*RECORDED INFORMATION:*

>> start

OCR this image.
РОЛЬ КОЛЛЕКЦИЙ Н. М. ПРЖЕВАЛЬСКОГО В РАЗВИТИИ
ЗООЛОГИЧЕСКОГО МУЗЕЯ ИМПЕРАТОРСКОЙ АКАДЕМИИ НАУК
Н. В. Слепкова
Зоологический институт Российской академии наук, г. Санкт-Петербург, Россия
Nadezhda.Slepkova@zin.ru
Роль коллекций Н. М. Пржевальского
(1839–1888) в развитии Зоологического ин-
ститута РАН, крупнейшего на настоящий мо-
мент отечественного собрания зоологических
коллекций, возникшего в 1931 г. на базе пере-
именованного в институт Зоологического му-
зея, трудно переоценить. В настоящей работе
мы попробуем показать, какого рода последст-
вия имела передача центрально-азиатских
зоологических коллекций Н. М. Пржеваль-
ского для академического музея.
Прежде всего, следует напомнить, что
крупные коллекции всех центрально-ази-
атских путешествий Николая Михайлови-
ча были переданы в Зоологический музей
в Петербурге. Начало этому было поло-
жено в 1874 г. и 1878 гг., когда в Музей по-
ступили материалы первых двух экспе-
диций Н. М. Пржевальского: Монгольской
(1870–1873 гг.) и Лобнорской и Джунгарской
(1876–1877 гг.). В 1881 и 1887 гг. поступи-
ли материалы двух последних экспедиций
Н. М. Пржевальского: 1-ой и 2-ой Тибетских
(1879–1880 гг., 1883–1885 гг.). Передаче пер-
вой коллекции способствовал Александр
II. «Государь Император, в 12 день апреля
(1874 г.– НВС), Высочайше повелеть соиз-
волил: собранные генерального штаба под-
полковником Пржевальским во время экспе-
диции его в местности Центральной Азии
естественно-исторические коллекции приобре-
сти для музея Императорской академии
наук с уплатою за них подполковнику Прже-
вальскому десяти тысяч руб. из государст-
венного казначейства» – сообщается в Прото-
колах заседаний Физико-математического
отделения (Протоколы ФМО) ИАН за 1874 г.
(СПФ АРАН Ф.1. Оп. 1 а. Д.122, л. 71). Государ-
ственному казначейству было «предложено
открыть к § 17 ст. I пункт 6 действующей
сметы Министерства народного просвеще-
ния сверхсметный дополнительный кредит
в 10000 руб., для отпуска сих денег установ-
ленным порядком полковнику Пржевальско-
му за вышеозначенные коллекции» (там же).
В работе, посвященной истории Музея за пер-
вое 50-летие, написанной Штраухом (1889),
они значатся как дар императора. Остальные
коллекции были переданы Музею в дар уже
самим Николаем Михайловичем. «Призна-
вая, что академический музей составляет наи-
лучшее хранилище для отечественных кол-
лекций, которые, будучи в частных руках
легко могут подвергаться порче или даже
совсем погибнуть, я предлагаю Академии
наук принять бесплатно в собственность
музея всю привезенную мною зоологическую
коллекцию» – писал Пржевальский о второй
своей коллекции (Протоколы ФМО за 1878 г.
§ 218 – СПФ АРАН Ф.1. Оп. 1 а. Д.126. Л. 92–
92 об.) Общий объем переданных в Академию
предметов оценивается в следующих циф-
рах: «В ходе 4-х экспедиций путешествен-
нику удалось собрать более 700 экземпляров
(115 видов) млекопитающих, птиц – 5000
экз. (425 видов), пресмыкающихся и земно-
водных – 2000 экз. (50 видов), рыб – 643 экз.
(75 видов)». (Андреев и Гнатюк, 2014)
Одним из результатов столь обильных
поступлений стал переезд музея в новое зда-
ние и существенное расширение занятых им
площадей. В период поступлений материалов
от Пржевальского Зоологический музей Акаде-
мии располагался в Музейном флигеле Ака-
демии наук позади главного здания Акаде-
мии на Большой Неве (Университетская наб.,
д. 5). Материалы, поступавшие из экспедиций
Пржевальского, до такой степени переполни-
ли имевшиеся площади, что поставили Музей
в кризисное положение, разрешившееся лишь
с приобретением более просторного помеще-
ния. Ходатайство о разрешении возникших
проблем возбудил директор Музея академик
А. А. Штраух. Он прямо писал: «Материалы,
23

>> end

*GOAL:*
Give all the entries again exactly; leave none out.

*TASK ANSWER:*
OCR this image.
РОЛЬ КОЛЛЕКЦИЙ Н. М. ПРЖЕВАЛЬСКОГО В РАЗВИТИИ
ЗООЛОГИЧЕСКОГО МУЗЕЯ ИМПЕРАТОРСКОЙ АКАДЕМИИ НАУК
Н. В. Слепкова
Зоологический институт Российской академии наук, г. Санкт-Петербург, Россия
Nadezhda.Slepkova@zin.ru
Роль коллекций Н. М. Пржевальского
(1839–1888) в развитии Зоологического ин-
ститута РАН, крупнейшего на настоящий мо-
мент отечественного собрания зоологических
коллекций, возникшего в 1931 г. на базе пере-
именованного в институт Зоологического му-
зея, трудно переоценить. В настоящей работе
мы попробуем показать, какого рода последст-
вия имела передача центрально-азиатских
зоологических коллекций Н. М. Пржеваль-
ского для академического музея.
Прежде всего, следует напомнить, что
крупные коллекции всех центрально-ази-
атских путешествий Николая Михайлови-
ча были переданы в Зоологический музей
в Петербурге. Начало этому было поло-
жено в 1874 г. и 1878 гг., когда в Музей по-
ступили материалы первых двух экспе-
диций Н. М. Пржевальского: Монгольской
(1870–1873 гг.) и Лобнорской и Джунгарской
(1876–1877 гг.). В 1881 и 1887 гг. поступи-
ли материалы двух последних экспедиций
Н. М. Пржевальского: 1-ой и 2-ой Тибетских
(1879–1880 гг., 1883–1885 гг.). Передаче пер-
вой коллекции способствовал Александр
II. «Государь Император, в 12 день апреля
(1874 г.– НВС), Высочайше повелеть соиз-
волил: собранные генерального штаба под-
полковником Пржевальским во время экспе-
диции его в местности Центральной Азии
естественно-исторические коллекции приобре-
сти для музея Императорской академии
наук с уплатою за них подполковнику Прже-
вальскому десяти тысяч руб. из государст-
венного казначейства» – сообщается в Прото-
колах заседаний Физико-математического
отделения (Протоколы ФМО) ИАН за 1874 г.
(СПФ АРАН Ф.1. Оп. 1 а. Д.122, л. 71). Государ-
ственному казначейству было «предложено
открыть к § 17 ст. I пункт 6 действующей
сметы Министерства народного просвеще-
ния сверхсметный дополнительный кредит
в 10000 руб., для отпуска сих денег установ-
ленным порядком полковнику Пржевальско-
му за вышеозначенные коллекции» (там же).
В работе, посвященной истории Музея за пер-
вое 50-летие, написанной Штраухом (1889),
они значатся как дар императора. Остальные
коллекции были переданы Музею в дар уже
самим Николаем Михайловичем. «Призна-
вая, что академический музей составляет наи-
лучшее хранилище для отечественных кол-
лекций, которые, будучи в частных руках
легко могут подвергаться порче или даже
совсем погибнуть, я предлагаю Академии
наук принять бесплатно в собственность
музея всю привезенную мною зоологическую
коллекцию» – писал Пржевальский о второй
своей коллекции (Протоколы ФМО за 1878 г.
§ 218 – СПФ АРАН Ф.1. Оп. 1 а. Д.126. Л. 92–
92 об.) Общий объем переданных в Академию
предметов оценивается в следующих циф-
рах: «В ходе 4-х экспедиций путешествен-
нику удалось собрать более 700 экземпляров
(115 видов) млекопитающих, птиц – 5000
экз. (425 видов), пресмыкающихся и земно-
водных – 2000 экз. (50 видов), рыб – 643 экз.
(75 видов)». (Андреев и Гнатюк, 2014)
Одним из результатов столь обильных
поступлений стал переезд музея в новое зда-
ние и существенное расширение занятых им
площадей. В период поступлений материалов
от Пржевальского Зоологический музей Акаде-
мии располагался в Музейном флигеле Ака-
демии наук позади главного здания Акаде-
мии на Большой Неве (Университетская наб.,
д. 5). Материалы, поступавшие из экспедиций
Пржевальского, до такой степени переполни-
ли имевшиеся площади, что поставили Музей
в кризисное положение, разрешившееся лишь
с приобретением более просторного помеще-
ния. Ходатайство о разрешении возникших
проблем возбудил директор Музея академик
А. А. Штраух. Он прямо писал: «Материалы,
23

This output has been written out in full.